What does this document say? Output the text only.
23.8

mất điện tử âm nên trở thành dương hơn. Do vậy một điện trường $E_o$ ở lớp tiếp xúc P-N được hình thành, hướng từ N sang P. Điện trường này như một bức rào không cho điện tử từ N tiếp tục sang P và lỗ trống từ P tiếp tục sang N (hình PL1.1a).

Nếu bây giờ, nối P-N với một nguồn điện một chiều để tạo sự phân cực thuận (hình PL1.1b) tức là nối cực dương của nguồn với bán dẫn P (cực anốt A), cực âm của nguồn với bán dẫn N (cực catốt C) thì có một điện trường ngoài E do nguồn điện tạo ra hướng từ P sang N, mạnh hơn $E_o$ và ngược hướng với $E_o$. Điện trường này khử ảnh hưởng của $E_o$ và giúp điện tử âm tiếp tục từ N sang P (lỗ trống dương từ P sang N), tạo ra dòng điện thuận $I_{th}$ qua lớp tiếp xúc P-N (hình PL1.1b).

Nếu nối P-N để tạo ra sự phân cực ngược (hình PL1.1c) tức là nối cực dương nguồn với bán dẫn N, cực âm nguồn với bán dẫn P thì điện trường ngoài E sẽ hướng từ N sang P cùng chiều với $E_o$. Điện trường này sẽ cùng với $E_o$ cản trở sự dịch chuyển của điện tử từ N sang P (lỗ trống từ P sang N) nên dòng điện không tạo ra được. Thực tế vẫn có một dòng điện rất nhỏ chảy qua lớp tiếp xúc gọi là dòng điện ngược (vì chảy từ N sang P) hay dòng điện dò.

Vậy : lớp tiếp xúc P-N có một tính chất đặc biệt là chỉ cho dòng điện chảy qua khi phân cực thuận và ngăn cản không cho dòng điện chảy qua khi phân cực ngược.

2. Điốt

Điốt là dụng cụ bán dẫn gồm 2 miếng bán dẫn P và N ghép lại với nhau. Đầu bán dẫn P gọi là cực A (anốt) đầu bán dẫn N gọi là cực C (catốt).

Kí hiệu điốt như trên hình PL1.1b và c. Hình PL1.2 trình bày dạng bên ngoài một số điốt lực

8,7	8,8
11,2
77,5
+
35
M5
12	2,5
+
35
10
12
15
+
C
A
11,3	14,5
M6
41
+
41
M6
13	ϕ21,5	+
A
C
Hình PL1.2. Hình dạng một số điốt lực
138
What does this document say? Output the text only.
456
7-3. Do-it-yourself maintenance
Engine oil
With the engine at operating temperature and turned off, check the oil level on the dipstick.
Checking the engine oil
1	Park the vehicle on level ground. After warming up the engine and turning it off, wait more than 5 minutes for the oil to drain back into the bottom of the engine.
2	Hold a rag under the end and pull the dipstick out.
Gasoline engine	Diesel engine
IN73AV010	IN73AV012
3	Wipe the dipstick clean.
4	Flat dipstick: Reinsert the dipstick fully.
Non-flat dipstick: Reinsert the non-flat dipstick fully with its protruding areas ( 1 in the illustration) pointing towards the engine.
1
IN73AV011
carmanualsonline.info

**WRITTEN TASK:** Each entry above is to be printed again exactly.

**SOLUTION FOR THIS EXERCISE:**
What does this document say? Output the text only.
23.8

mất điện tử âm nên trở thành dương hơn. Do vậy một điện trường $E_o$ ở lớp tiếp xúc P-N được hình thành, hướng từ N sang P. Điện trường này như một bức rào không cho điện tử từ N tiếp tục sang P và lỗ trống từ P tiếp tục sang N (hình PL1.1a).

Nếu bây giờ, nối P-N với một nguồn điện một chiều để tạo sự phân cực thuận (hình PL1.1b) tức là nối cực dương của nguồn với bán dẫn P (cực anốt A), cực âm của nguồn với bán dẫn N (cực catốt C) thì có một điện trường ngoài E do nguồn điện tạo ra hướng từ P sang N, mạnh hơn $E_o$ và ngược hướng với $E_o$. Điện trường này khử ảnh hưởng của $E_o$ và giúp điện tử âm tiếp tục từ N sang P (lỗ trống dương từ P sang N), tạo ra dòng điện thuận $I_{th}$ qua lớp tiếp xúc P-N (hình PL1.1b).

Nếu nối P-N để tạo ra sự phân cực ngược (hình PL1.1c) tức là nối cực dương nguồn với bán dẫn N, cực âm nguồn với bán dẫn P thì điện trường ngoài E sẽ hướng từ N sang P cùng chiều với $E_o$. Điện trường này sẽ cùng với $E_o$ cản trở sự dịch chuyển của điện tử từ N sang P (lỗ trống từ P sang N) nên dòng điện không tạo ra được. Thực tế vẫn có một dòng điện rất nhỏ chảy qua lớp tiếp xúc gọi là dòng điện ngược (vì chảy từ N sang P) hay dòng điện dò.

Vậy : lớp tiếp xúc P-N có một tính chất đặc biệt là chỉ cho dòng điện chảy qua khi phân cực thuận và ngăn cản không cho dòng điện chảy qua khi phân cực ngược.

2. Điốt

Điốt là dụng cụ bán dẫn gồm 2 miếng bán dẫn P và N ghép lại với nhau. Đầu bán dẫn P gọi là cực A (anốt) đầu bán dẫn N gọi là cực C (catốt).

Kí hiệu điốt như trên hình PL1.1b và c. Hình PL1.2 trình bày dạng bên ngoài một số điốt lực

8,7	8,8
11,2
77,5
+
35
M5
12	2,5
+
35
10
12
15
+
C
A
11,3	14,5
M6
41
+
41
M6
13	ϕ21,5	+
A
C
Hình PL1.2. Hình dạng một số điốt lực
138
What does this document say? Output the text only.
456
7-3. Do-it-yourself maintenance
Engine oil
With the engine at operating temperature and turned off, check the oil level on the dipstick.
Checking the engine oil
1	Park the vehicle on level ground. After warming up the engine and turning it off, wait more than 5 minutes for the oil to drain back into the bottom of the engine.
2	Hold a rag under the end and pull the dipstick out.
Gasoline engine	Diesel engine
IN73AV010	IN73AV012
3	Wipe the dipstick clean.
4	Flat dipstick: Reinsert the dipstick fully.
Non-flat dipstick: Reinsert the non-flat dipstick fully with its protruding areas ( 1 in the illustration) pointing towards the engine.
1
IN73AV011
carmanualsonline.info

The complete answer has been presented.